** begin Entries supplied **

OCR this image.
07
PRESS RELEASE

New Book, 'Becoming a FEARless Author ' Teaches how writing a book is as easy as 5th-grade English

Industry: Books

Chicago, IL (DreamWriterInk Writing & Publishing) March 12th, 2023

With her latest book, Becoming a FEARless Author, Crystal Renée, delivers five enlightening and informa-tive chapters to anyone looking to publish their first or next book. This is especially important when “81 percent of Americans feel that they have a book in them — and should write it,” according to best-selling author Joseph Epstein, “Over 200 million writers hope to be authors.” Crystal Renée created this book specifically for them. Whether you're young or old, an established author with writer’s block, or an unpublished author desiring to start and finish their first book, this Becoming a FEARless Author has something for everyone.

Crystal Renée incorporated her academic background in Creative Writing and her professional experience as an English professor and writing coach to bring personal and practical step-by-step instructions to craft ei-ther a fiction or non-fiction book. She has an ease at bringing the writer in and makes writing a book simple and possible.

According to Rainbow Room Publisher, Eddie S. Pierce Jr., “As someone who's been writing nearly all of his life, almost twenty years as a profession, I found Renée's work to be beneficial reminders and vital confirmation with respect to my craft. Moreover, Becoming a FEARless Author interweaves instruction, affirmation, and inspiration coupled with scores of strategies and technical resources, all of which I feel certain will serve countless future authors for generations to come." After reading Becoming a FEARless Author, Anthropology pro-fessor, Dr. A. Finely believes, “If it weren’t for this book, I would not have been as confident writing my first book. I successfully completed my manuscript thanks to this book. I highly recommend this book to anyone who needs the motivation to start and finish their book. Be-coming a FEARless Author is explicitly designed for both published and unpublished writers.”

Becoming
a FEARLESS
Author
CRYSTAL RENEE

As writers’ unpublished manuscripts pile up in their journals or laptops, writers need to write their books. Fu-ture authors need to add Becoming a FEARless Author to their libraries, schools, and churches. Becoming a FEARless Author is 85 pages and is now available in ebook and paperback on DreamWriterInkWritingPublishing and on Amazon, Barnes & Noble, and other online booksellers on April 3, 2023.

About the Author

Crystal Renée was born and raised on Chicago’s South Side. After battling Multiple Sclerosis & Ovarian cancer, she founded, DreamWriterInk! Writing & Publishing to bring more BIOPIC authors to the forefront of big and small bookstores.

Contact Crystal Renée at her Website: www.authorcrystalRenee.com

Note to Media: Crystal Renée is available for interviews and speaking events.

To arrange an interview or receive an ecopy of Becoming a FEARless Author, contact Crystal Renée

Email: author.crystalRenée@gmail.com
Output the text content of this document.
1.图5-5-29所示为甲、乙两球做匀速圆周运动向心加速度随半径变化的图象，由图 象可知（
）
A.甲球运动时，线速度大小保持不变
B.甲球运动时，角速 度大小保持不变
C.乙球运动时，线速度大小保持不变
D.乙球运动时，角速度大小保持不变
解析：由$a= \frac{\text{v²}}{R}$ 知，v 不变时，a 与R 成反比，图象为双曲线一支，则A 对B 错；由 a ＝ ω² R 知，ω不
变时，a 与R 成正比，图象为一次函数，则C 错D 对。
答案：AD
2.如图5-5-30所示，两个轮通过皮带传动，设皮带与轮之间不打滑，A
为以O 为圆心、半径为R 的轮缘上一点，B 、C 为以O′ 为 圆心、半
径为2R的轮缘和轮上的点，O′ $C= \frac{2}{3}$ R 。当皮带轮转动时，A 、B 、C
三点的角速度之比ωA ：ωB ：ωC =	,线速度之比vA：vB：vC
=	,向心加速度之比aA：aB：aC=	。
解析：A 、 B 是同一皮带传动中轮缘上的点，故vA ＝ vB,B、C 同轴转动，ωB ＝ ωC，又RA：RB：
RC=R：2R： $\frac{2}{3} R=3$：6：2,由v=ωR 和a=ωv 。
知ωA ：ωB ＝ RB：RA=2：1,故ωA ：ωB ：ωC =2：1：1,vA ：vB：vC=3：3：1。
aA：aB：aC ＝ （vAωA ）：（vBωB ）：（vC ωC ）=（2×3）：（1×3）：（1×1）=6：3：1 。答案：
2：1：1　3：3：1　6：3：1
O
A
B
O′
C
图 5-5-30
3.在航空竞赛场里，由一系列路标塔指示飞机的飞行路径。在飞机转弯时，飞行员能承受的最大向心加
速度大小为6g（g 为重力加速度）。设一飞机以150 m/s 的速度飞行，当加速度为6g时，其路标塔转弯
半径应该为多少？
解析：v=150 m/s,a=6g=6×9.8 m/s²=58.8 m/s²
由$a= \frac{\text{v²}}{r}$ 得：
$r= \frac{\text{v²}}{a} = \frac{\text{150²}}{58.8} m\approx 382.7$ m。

** end Entries supplied **

### What the exercise asks
Pick each line holding the word "甲球运动时" out of the data and copy it.

### Result of the exercise
A.甲球运动时，线速度大小保持不变
B.甲球运动时，角速 度大小保持不变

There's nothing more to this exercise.